Problem details |
Wherever "square" appears in a line, list that line.

Supplied data |
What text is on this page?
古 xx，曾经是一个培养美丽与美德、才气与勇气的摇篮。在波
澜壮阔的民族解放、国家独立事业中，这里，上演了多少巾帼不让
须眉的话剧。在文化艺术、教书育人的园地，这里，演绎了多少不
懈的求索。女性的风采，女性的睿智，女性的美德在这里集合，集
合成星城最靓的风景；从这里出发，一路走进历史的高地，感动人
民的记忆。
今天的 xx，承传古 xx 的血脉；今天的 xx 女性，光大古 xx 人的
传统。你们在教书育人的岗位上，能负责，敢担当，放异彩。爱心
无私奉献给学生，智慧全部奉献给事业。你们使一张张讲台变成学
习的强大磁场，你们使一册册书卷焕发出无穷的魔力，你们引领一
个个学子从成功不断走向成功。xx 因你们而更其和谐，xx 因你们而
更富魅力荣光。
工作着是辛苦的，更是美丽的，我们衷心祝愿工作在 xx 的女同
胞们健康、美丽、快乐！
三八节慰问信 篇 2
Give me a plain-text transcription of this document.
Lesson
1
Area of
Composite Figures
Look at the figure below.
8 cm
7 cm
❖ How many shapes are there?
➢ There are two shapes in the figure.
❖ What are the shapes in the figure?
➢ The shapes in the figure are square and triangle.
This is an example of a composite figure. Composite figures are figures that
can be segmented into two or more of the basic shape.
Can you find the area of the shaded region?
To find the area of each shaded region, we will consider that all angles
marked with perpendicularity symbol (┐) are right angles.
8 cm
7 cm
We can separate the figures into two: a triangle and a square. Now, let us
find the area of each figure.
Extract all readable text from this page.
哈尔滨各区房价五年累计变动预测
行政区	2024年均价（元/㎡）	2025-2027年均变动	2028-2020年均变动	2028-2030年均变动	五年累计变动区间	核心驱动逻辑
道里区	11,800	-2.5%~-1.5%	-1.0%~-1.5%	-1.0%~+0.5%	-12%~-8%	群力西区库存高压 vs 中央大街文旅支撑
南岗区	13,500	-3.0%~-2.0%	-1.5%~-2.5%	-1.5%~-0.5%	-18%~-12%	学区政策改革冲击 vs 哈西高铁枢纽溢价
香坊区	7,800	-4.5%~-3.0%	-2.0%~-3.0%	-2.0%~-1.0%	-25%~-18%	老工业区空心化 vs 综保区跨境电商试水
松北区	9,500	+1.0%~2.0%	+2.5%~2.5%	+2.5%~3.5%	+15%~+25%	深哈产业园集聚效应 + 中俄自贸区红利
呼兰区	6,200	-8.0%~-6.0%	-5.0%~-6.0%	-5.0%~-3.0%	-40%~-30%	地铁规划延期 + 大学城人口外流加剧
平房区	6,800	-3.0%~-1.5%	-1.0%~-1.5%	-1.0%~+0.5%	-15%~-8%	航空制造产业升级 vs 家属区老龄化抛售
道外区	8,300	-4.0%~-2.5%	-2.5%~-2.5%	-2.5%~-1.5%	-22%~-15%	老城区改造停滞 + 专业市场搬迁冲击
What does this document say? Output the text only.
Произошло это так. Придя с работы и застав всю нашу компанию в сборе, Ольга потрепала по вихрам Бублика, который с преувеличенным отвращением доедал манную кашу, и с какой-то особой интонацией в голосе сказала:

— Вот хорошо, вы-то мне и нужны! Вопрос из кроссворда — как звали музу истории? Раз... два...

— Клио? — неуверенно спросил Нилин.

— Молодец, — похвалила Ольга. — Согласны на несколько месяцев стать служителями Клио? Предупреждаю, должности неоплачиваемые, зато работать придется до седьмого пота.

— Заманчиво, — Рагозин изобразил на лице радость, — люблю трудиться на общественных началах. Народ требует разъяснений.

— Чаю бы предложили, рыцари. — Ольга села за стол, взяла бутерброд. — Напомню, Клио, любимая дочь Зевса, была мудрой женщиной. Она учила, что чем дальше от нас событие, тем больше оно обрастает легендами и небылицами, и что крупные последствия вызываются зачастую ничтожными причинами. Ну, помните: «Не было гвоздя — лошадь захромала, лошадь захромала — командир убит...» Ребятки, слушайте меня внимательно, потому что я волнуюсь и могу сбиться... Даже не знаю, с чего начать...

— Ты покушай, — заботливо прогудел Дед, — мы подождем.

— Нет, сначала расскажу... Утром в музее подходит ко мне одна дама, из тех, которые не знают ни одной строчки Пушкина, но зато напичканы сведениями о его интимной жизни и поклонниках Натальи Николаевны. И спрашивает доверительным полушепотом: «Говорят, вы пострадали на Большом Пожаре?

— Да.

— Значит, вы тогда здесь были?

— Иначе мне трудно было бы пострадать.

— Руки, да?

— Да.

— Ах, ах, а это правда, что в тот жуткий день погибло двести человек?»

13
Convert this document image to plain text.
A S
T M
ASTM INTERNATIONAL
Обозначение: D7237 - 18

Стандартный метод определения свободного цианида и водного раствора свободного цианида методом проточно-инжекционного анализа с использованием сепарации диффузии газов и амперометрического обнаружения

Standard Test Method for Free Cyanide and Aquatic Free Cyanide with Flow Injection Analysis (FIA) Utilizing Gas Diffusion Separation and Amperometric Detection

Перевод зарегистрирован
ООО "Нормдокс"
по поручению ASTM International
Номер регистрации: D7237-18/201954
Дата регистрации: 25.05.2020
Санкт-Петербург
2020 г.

Written response |
➢ The shapes in the figure are square and triangle.
We can separate the figures into two: a triangle and a square. Now, let us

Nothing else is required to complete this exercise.